What is needed: Filter the entries and keep only the lines where the string "liên" appears.

Stored items:
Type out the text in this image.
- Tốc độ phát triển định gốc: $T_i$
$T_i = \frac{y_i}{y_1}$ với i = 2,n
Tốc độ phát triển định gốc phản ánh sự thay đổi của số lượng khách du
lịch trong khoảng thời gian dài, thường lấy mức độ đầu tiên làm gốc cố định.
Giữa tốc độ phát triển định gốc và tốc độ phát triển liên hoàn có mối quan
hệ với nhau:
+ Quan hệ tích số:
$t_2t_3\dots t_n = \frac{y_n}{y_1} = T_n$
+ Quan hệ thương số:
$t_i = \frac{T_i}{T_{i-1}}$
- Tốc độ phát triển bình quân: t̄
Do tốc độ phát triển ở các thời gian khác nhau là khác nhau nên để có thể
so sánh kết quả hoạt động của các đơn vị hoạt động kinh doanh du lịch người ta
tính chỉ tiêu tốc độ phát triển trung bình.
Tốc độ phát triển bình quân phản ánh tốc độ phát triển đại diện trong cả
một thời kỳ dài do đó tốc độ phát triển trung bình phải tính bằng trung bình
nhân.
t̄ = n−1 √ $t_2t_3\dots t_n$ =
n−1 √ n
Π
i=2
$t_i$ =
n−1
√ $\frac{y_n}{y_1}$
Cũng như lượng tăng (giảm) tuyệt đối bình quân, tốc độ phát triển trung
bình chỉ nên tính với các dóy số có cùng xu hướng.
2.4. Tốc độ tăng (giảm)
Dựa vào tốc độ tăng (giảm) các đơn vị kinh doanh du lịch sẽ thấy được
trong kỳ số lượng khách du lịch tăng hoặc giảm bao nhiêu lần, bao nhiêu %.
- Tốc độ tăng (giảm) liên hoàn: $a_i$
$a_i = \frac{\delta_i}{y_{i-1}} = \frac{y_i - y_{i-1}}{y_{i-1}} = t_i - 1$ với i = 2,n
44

Worked answer:
Giữa tốc độ phát triển định gốc và tốc độ phát triển liên hoàn có mối quan
- Tốc độ tăng (giảm) liên hoàn: $a_i$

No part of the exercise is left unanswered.